Begin

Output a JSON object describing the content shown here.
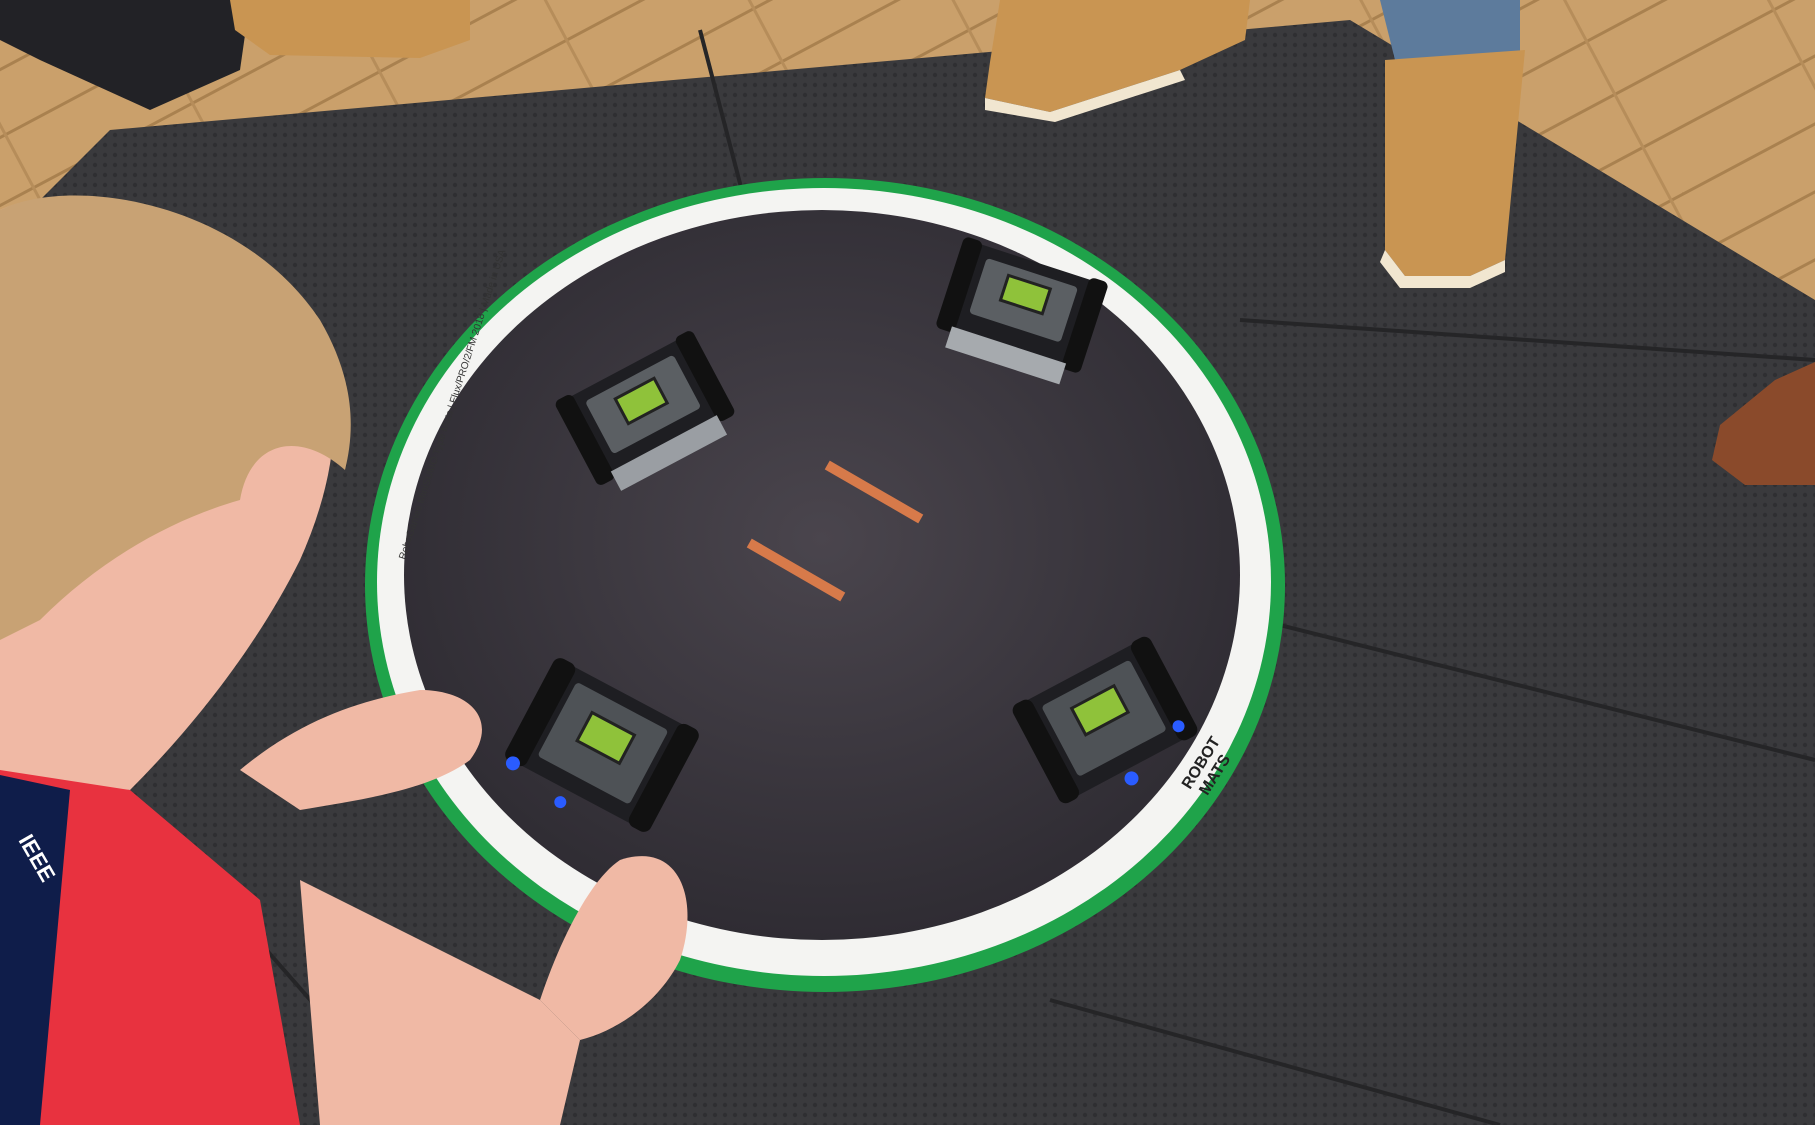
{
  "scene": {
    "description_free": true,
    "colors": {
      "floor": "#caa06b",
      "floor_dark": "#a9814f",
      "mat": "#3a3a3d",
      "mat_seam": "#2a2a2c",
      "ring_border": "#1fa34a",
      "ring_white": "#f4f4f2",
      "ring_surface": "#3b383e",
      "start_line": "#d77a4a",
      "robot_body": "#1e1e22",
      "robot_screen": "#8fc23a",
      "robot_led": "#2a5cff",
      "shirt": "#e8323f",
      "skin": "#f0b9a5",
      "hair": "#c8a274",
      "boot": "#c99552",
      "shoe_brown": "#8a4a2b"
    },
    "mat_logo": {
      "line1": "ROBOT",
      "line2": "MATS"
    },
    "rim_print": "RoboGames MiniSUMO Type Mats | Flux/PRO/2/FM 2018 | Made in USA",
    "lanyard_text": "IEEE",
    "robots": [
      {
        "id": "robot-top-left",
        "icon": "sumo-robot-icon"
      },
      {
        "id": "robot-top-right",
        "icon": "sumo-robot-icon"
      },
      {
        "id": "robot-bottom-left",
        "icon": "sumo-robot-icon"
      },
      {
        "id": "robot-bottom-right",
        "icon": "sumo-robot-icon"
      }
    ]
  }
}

End
Begin

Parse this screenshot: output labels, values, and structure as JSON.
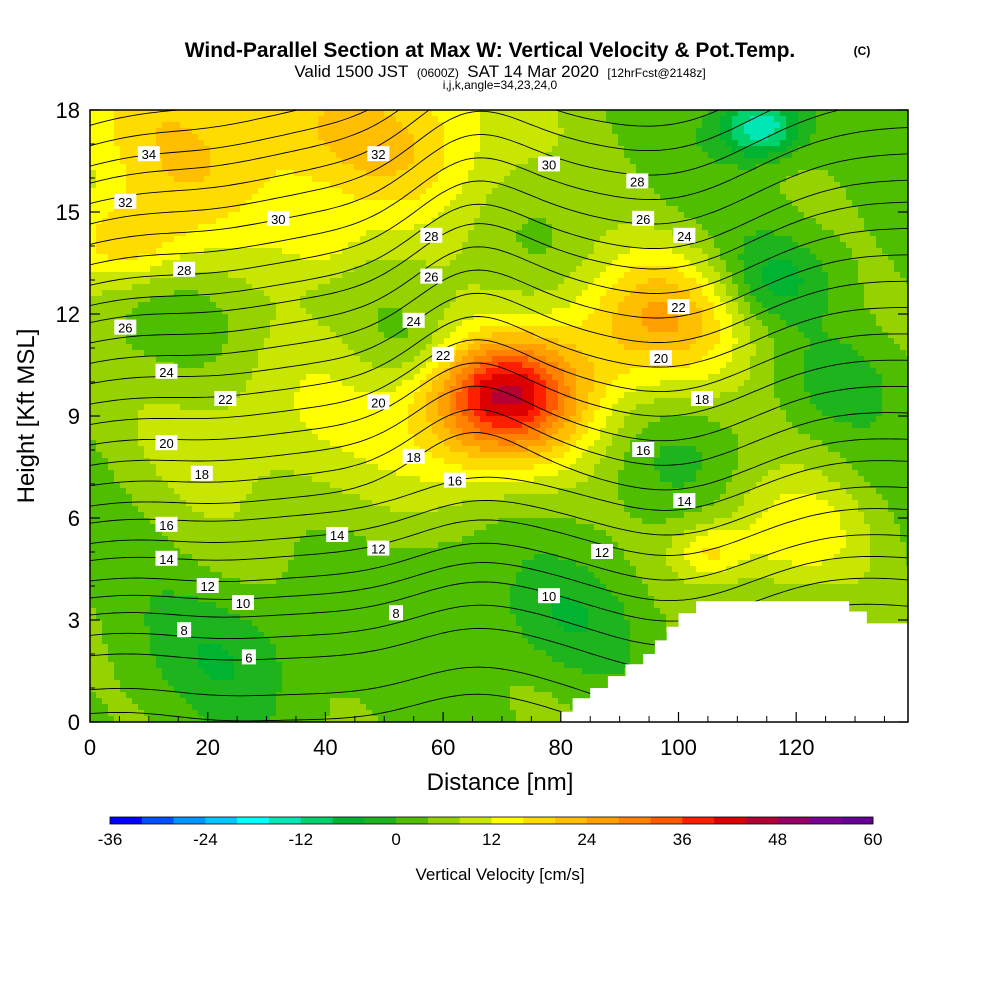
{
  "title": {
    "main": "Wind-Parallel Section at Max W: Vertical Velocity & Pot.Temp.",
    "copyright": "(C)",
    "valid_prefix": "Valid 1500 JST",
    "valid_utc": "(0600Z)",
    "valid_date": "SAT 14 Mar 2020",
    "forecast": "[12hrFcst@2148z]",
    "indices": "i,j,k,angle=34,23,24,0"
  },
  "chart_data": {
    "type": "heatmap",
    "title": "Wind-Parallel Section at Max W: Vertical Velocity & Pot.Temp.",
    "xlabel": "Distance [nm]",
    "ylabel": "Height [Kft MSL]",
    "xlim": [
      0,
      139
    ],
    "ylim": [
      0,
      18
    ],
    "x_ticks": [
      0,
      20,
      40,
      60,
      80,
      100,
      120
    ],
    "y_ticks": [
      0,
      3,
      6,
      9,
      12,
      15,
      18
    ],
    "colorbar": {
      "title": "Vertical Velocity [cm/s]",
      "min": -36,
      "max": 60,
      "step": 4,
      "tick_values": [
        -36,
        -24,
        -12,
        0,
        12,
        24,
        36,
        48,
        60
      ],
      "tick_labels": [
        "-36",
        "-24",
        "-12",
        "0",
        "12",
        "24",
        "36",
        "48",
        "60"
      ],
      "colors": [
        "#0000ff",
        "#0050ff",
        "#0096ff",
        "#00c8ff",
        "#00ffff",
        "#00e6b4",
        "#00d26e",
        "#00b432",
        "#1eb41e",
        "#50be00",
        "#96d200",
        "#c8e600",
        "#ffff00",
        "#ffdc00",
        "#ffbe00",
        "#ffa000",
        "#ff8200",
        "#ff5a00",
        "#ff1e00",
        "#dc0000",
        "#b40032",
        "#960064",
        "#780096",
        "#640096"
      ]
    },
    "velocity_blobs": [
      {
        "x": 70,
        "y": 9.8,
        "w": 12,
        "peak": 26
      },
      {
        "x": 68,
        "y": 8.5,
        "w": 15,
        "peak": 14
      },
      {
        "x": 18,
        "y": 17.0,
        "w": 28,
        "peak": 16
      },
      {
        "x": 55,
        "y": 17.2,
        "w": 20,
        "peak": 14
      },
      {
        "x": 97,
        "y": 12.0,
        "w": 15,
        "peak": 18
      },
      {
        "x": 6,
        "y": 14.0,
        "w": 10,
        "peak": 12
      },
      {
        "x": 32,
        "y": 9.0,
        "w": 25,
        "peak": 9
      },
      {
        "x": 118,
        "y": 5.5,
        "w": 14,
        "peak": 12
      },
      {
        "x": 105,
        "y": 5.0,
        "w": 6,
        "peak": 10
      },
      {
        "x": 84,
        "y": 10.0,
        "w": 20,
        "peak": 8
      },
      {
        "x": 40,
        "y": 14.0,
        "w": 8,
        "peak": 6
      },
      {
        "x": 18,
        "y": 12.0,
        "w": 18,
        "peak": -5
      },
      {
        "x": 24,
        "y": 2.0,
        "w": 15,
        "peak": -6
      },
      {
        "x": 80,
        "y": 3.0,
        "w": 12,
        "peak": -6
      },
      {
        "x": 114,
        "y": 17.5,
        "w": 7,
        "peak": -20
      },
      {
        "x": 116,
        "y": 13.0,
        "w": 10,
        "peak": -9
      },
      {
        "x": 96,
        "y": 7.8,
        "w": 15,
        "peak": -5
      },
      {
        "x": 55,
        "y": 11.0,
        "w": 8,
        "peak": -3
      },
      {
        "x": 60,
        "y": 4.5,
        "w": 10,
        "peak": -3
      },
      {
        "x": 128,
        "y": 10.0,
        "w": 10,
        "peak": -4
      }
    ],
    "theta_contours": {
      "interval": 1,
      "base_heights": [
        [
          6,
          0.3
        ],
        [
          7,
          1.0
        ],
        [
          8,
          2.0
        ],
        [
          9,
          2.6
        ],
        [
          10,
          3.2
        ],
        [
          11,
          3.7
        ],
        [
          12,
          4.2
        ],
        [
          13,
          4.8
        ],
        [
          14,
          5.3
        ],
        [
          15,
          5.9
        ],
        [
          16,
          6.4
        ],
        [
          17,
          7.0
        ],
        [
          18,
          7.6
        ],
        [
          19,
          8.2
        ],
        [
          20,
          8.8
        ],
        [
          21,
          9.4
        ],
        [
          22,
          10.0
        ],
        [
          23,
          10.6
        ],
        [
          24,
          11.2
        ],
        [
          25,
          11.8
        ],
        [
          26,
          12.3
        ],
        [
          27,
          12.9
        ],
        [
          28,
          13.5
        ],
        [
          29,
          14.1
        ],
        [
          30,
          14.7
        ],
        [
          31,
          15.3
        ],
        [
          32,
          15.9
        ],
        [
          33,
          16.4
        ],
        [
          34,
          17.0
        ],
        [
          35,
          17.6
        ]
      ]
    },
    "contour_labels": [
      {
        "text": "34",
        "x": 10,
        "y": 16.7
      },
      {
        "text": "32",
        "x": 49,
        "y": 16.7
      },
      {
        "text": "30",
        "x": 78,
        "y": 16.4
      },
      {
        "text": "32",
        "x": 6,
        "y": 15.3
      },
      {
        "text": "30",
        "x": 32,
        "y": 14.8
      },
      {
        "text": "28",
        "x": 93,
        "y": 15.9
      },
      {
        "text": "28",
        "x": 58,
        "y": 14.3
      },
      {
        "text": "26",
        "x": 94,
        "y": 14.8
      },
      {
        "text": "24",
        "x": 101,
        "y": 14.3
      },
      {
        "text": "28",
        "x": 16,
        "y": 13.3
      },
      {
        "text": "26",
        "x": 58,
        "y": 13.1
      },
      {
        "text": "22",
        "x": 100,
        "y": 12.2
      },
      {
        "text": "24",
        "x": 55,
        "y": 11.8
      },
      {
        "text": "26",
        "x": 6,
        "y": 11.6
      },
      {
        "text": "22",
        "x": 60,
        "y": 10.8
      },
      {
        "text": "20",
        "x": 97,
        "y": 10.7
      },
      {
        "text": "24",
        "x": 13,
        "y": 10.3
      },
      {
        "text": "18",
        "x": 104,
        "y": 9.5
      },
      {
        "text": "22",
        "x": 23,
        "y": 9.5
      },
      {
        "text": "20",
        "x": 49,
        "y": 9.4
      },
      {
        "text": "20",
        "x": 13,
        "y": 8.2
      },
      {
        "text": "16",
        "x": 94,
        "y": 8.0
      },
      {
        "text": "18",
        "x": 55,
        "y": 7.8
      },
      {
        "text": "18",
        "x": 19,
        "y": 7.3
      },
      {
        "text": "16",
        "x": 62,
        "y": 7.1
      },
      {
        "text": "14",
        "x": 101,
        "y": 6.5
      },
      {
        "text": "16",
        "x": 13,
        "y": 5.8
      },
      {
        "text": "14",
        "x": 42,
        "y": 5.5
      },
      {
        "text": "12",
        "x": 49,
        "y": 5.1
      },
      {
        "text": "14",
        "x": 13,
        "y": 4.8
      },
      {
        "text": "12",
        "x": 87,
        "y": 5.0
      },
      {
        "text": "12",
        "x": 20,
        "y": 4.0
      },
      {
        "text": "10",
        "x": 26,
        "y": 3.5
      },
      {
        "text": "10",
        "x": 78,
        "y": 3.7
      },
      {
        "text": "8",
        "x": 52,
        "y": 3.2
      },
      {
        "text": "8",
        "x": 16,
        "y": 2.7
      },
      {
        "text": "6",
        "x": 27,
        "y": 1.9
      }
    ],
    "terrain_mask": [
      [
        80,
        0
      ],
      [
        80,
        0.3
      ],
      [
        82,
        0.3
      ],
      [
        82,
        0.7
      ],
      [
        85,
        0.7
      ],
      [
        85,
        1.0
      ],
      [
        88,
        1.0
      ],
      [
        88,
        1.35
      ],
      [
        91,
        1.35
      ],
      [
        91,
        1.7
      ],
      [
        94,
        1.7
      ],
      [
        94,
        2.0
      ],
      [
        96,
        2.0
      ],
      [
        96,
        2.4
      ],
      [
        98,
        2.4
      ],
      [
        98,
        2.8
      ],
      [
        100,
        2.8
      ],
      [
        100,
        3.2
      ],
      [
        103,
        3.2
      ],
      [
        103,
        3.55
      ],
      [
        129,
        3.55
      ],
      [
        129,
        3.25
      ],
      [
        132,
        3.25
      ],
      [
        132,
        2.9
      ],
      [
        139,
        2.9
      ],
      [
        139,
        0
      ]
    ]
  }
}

End

Task instructions ▸
Note every line above where the string "bottom" shows up, and copy those lines.

Written response ▸
        "id": "robot-bottom-left",
        "id": "robot-bottom-right",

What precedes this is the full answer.